# [What to work on]
Using the records below, count the lines with "bottom" in them. Give the number only.

# [The data]
---------------
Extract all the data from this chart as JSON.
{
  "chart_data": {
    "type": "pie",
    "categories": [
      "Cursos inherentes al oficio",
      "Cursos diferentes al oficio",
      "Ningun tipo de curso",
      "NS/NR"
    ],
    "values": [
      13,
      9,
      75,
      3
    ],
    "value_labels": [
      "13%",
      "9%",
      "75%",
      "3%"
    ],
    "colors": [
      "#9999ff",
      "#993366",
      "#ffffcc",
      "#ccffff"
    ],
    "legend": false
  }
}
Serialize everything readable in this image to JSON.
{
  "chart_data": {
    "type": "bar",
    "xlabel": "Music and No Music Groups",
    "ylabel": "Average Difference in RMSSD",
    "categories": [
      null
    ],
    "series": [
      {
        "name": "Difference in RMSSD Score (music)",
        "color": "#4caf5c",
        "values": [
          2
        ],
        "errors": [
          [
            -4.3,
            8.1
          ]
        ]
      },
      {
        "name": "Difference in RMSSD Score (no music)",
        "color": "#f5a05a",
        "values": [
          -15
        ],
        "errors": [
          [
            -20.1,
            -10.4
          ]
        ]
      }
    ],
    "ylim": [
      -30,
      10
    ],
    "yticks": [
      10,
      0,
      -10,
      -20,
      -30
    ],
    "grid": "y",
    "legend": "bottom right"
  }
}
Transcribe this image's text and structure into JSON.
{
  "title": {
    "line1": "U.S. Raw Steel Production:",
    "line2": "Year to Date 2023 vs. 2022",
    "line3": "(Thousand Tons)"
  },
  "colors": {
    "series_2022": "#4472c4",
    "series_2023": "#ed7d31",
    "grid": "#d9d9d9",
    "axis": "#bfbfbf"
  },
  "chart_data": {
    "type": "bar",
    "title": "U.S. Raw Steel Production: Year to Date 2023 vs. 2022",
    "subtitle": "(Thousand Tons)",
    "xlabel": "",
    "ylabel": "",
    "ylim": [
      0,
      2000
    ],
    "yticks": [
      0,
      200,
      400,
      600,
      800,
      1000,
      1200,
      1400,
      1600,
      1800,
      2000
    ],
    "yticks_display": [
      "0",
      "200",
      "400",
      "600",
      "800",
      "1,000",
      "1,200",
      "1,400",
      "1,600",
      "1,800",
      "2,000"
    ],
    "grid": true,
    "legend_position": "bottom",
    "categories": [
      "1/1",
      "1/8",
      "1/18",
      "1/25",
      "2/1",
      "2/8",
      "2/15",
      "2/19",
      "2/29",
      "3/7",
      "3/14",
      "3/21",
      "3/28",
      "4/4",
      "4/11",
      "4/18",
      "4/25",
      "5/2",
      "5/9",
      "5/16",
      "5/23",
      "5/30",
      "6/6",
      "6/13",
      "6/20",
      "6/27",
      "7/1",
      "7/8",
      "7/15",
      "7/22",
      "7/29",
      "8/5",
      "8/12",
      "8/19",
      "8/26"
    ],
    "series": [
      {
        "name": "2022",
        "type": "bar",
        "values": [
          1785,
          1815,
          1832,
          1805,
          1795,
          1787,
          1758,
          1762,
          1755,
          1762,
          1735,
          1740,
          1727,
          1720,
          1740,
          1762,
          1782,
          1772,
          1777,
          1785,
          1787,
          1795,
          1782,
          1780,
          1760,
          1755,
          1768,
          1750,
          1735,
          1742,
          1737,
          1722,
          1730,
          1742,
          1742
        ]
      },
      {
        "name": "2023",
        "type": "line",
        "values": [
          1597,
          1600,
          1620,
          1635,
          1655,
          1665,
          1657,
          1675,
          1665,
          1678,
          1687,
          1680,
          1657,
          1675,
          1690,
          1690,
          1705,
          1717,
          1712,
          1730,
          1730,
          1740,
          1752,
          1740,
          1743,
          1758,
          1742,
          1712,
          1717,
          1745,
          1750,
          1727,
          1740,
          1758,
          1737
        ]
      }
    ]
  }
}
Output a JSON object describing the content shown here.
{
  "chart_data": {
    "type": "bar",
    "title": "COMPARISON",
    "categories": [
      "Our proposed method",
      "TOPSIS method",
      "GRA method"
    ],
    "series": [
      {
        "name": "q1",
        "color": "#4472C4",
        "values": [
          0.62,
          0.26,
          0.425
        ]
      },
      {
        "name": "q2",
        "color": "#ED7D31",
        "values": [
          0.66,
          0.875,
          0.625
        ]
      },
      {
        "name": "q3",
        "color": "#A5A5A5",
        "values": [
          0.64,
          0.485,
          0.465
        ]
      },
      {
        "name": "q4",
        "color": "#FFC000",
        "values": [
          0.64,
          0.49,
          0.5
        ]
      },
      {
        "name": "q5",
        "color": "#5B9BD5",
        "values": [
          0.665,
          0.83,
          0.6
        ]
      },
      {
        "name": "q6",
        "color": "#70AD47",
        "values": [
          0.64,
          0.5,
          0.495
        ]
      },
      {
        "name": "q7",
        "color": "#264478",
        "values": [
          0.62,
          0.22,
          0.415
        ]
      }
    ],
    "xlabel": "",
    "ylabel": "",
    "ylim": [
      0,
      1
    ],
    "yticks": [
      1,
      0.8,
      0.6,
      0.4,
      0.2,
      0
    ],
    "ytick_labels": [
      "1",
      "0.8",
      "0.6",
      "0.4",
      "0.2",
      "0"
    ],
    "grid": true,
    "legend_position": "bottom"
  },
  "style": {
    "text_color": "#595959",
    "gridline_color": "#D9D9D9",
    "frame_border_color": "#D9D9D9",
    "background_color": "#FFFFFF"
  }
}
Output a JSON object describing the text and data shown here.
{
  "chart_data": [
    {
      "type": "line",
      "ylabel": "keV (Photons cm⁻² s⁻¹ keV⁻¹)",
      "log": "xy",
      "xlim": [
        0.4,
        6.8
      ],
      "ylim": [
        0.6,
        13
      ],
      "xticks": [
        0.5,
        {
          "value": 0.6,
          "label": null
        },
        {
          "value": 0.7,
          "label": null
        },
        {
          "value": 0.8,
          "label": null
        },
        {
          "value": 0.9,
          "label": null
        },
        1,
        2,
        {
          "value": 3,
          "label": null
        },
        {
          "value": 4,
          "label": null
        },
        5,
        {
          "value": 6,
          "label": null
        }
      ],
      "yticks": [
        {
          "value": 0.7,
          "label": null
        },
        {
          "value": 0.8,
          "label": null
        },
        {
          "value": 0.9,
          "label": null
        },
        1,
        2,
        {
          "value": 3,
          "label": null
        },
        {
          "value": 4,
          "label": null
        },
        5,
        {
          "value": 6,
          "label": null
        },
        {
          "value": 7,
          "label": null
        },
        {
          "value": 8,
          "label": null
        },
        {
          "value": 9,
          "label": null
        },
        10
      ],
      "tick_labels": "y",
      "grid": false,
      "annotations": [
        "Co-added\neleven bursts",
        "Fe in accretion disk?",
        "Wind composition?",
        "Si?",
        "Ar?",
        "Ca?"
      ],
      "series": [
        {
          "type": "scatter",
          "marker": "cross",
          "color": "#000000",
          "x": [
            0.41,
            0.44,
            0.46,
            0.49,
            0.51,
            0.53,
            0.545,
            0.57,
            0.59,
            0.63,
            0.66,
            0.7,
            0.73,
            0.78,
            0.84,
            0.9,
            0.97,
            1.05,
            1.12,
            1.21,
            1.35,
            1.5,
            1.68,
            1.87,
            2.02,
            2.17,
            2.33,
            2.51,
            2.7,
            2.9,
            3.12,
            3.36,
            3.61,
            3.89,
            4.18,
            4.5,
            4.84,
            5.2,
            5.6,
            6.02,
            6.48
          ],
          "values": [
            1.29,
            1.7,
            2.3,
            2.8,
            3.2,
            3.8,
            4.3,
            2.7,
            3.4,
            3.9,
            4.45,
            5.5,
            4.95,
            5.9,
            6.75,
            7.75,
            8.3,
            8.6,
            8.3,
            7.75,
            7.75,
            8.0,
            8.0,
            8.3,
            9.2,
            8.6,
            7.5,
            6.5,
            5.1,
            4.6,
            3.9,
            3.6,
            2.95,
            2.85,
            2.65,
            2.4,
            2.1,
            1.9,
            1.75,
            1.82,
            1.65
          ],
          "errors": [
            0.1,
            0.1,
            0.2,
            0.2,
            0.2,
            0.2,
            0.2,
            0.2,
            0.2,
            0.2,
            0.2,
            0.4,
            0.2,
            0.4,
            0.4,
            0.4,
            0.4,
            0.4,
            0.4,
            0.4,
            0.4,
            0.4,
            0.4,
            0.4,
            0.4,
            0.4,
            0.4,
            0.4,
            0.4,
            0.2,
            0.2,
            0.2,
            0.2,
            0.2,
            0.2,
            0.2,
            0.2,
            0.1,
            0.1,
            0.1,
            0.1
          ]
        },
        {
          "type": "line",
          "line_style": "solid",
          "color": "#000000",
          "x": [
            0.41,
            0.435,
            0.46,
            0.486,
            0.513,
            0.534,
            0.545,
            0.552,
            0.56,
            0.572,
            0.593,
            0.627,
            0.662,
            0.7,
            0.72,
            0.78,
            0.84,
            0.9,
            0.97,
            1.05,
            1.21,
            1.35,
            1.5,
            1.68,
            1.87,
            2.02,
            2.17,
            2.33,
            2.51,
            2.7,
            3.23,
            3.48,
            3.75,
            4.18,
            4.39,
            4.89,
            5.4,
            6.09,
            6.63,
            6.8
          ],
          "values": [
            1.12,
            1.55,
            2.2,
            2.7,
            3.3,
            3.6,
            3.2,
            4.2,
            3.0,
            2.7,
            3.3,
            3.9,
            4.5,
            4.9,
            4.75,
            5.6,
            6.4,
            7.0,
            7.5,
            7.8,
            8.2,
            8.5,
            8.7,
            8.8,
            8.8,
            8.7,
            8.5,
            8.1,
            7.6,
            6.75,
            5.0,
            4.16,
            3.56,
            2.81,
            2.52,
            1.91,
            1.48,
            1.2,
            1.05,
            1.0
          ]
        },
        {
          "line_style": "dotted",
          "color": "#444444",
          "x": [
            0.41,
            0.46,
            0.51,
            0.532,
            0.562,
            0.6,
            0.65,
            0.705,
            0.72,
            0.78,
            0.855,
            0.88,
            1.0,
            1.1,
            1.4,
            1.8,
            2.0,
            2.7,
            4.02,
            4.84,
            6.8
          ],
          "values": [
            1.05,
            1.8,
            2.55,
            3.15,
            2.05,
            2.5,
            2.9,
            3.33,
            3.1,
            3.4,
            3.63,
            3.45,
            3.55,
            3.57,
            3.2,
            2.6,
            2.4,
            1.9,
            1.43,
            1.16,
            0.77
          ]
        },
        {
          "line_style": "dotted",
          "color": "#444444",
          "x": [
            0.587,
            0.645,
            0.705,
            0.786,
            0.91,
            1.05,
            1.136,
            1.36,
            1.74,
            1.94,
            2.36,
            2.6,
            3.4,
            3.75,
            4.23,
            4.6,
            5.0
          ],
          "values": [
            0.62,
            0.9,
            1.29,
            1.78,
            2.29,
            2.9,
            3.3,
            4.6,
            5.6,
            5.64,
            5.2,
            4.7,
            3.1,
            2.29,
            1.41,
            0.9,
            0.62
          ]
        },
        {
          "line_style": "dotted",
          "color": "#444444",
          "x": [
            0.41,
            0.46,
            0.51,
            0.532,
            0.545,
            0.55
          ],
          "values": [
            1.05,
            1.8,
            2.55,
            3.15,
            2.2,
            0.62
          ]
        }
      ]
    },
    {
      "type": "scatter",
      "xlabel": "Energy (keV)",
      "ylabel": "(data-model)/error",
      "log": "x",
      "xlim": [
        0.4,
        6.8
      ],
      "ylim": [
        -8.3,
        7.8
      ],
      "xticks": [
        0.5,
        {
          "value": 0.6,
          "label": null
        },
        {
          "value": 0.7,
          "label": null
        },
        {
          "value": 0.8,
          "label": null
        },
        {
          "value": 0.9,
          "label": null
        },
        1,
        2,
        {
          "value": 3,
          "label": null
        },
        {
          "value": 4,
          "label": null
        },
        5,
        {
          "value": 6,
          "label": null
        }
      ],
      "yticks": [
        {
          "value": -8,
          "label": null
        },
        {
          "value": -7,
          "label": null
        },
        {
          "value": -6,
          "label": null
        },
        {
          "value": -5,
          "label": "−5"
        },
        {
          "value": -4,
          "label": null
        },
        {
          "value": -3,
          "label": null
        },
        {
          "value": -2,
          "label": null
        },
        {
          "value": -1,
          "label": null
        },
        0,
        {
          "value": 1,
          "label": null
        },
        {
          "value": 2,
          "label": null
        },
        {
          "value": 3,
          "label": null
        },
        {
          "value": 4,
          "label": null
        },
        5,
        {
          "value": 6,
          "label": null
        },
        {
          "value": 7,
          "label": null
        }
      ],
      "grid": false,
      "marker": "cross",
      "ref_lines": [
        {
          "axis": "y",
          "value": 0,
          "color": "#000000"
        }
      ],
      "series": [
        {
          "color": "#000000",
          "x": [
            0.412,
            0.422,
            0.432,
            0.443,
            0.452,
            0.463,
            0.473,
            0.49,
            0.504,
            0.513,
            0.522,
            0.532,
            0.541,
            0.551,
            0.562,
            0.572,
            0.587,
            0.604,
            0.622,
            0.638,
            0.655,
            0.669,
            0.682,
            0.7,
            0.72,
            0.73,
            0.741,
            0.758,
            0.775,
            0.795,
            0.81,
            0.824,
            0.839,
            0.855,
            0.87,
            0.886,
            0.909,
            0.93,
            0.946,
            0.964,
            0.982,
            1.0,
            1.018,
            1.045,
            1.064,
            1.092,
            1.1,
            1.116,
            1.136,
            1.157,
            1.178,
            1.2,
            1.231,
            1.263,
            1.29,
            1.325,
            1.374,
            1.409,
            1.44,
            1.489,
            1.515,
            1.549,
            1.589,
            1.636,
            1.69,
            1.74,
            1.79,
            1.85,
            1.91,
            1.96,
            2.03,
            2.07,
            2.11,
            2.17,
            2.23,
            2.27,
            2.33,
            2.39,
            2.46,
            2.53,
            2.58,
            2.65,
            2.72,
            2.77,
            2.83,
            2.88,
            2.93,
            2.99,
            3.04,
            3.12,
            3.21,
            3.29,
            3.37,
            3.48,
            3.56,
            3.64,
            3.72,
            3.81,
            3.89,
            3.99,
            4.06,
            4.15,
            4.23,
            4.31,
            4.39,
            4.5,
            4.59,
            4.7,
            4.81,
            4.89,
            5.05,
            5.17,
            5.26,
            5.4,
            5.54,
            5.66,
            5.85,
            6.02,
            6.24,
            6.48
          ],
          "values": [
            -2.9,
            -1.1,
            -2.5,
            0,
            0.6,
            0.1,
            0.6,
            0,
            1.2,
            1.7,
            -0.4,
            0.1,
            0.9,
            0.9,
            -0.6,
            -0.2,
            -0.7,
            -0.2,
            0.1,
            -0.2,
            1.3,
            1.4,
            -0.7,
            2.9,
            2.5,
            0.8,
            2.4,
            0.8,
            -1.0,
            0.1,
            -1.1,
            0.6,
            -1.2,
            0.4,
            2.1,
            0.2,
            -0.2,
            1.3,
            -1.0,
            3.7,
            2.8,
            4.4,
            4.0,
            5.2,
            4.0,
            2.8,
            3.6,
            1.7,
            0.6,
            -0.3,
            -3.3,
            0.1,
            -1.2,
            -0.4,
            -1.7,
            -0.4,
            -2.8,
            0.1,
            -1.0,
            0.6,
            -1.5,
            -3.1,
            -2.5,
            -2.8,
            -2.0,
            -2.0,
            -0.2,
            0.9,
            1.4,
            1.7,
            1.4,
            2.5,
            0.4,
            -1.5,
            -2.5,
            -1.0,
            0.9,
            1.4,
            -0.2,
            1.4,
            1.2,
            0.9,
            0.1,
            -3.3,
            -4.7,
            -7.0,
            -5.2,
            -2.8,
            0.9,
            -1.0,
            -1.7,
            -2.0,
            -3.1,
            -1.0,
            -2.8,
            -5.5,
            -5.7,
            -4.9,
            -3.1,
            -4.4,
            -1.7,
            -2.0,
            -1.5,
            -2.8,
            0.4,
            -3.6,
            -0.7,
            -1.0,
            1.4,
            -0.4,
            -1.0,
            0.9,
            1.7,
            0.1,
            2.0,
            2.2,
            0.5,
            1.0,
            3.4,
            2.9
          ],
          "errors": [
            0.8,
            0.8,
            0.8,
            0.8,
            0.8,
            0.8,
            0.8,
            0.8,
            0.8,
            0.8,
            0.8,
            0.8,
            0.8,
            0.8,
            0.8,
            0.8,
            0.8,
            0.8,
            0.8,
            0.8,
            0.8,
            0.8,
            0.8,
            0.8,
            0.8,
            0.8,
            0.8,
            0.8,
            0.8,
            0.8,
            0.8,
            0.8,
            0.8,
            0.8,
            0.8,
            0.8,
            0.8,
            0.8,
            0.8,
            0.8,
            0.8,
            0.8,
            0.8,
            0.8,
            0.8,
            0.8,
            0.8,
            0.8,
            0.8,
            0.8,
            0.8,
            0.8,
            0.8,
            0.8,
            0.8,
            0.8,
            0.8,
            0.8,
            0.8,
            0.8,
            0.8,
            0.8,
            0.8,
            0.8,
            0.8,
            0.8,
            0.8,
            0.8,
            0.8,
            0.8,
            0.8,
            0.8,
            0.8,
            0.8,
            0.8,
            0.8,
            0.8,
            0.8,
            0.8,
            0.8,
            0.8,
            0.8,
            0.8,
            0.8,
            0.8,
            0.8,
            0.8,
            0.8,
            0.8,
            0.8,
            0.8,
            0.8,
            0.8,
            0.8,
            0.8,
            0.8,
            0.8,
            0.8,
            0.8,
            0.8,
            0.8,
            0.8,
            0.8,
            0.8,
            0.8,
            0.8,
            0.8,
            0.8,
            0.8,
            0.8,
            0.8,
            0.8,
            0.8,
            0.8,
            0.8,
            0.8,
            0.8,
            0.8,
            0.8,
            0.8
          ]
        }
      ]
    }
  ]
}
---------------
# [Solution for this task]
3